[Figure data in JSON]
__________
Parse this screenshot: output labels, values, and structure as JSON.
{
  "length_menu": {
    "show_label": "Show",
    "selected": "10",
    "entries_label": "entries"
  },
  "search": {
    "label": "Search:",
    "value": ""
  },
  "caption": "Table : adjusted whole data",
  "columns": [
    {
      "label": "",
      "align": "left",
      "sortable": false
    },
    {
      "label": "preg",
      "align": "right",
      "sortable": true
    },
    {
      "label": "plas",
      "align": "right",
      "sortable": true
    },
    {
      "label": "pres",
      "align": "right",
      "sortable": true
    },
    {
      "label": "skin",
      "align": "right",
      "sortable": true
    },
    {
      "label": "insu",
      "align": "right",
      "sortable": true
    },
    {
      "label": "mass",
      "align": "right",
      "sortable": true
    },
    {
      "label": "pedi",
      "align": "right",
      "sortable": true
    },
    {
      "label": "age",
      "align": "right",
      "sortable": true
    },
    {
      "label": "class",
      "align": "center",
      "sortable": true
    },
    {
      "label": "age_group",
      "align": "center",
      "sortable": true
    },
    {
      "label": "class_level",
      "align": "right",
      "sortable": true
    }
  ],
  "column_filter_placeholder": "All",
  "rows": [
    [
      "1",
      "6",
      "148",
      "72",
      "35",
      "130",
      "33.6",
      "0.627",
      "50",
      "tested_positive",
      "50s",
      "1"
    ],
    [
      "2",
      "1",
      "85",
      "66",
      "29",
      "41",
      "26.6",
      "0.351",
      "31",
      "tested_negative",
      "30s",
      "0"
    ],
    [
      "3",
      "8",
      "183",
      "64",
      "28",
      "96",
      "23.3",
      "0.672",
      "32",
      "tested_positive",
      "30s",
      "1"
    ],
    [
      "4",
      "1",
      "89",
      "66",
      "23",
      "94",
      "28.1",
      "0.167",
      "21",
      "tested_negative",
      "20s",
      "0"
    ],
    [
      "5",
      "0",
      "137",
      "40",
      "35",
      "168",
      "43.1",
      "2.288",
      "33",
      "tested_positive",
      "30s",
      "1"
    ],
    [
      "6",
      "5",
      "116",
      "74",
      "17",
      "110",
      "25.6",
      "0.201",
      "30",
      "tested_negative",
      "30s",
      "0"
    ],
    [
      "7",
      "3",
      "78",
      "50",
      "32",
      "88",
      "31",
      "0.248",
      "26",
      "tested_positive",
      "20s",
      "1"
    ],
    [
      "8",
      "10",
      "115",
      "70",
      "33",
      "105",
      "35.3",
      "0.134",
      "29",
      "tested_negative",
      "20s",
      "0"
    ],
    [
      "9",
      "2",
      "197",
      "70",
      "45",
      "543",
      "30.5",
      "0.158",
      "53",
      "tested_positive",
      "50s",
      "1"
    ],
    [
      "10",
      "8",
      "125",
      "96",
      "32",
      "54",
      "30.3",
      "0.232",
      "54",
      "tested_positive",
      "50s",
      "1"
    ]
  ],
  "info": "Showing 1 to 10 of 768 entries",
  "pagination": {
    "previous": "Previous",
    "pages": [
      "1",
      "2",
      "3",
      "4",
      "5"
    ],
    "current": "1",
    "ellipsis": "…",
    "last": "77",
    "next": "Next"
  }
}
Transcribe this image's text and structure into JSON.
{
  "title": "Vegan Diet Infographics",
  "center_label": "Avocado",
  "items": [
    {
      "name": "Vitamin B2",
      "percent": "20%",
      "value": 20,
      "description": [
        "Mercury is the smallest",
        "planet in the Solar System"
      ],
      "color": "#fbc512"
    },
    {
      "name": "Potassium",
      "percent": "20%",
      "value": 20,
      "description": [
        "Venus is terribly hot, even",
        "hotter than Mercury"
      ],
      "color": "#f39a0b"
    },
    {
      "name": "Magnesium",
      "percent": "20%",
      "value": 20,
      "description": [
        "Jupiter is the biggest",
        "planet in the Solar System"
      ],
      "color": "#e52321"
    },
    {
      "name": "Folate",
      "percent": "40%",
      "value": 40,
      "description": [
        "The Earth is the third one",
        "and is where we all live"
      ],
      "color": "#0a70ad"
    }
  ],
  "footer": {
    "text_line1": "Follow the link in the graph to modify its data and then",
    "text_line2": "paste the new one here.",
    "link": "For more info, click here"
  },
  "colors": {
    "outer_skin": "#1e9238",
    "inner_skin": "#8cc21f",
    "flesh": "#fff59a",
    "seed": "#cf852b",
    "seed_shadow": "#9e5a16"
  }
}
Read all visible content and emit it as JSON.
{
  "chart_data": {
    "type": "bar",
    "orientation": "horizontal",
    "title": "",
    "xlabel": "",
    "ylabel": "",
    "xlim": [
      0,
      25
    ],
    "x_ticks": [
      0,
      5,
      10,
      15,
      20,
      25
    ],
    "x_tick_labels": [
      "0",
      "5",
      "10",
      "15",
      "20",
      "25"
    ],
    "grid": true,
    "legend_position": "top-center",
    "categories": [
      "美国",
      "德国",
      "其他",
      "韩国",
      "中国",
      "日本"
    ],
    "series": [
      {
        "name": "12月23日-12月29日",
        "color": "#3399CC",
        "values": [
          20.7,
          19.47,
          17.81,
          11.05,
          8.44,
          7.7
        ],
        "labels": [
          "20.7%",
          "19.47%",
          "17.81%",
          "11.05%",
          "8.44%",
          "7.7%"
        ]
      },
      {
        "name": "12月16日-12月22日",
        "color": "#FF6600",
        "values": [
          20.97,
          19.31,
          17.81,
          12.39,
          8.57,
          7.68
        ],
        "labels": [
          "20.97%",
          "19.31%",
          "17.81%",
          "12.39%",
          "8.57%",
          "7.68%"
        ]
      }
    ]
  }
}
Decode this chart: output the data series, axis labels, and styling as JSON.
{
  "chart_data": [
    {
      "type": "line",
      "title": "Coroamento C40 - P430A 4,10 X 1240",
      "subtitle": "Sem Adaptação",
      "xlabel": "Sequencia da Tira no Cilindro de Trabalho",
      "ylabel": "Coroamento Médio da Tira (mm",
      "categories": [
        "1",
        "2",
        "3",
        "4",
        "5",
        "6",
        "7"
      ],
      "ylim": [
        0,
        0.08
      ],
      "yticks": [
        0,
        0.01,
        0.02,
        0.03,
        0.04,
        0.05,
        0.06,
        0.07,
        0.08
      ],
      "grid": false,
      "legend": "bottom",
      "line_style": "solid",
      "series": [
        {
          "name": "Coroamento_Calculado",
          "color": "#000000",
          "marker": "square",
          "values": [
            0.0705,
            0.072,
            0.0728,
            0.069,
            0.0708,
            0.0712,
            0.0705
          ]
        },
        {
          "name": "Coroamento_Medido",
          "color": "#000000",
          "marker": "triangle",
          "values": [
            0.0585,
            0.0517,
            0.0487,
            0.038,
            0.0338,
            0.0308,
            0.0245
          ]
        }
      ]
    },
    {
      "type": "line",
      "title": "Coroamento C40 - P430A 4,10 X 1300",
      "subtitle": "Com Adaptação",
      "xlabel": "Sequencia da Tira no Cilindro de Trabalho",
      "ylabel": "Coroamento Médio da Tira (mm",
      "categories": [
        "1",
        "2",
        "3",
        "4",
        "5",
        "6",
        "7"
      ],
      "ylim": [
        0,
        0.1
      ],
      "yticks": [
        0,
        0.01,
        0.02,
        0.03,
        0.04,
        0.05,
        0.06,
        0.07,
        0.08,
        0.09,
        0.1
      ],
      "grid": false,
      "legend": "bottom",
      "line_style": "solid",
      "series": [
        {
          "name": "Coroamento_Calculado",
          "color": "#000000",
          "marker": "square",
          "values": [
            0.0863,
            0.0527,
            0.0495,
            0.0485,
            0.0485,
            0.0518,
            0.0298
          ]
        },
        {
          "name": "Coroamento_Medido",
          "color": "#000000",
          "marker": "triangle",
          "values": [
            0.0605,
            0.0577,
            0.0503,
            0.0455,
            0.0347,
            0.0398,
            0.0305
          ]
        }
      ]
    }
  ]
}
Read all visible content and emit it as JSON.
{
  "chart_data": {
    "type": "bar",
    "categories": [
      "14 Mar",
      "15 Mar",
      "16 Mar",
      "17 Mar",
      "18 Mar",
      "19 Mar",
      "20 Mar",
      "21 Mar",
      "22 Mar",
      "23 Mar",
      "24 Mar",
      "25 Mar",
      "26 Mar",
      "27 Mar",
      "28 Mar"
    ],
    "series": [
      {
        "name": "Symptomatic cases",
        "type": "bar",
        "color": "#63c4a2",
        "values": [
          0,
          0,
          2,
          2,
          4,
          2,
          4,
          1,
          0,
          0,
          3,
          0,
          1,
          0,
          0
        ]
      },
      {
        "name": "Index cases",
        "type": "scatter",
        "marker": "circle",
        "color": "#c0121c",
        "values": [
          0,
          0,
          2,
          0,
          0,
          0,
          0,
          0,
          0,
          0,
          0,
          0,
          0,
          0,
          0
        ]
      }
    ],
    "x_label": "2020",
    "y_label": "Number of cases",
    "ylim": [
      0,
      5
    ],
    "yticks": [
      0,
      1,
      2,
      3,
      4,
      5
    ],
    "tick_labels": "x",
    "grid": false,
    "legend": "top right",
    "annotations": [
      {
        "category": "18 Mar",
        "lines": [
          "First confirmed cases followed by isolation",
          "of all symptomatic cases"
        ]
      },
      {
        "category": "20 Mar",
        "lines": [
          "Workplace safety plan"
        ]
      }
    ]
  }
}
__________
SHORT EXERCISE: Using the records above, find and show each line with the string "structure".

SOLUTION TO THIS EXERCISE:
Parse this screenshot: output labels, values, and structure as JSON.
Transcribe this image's text and structure into JSON.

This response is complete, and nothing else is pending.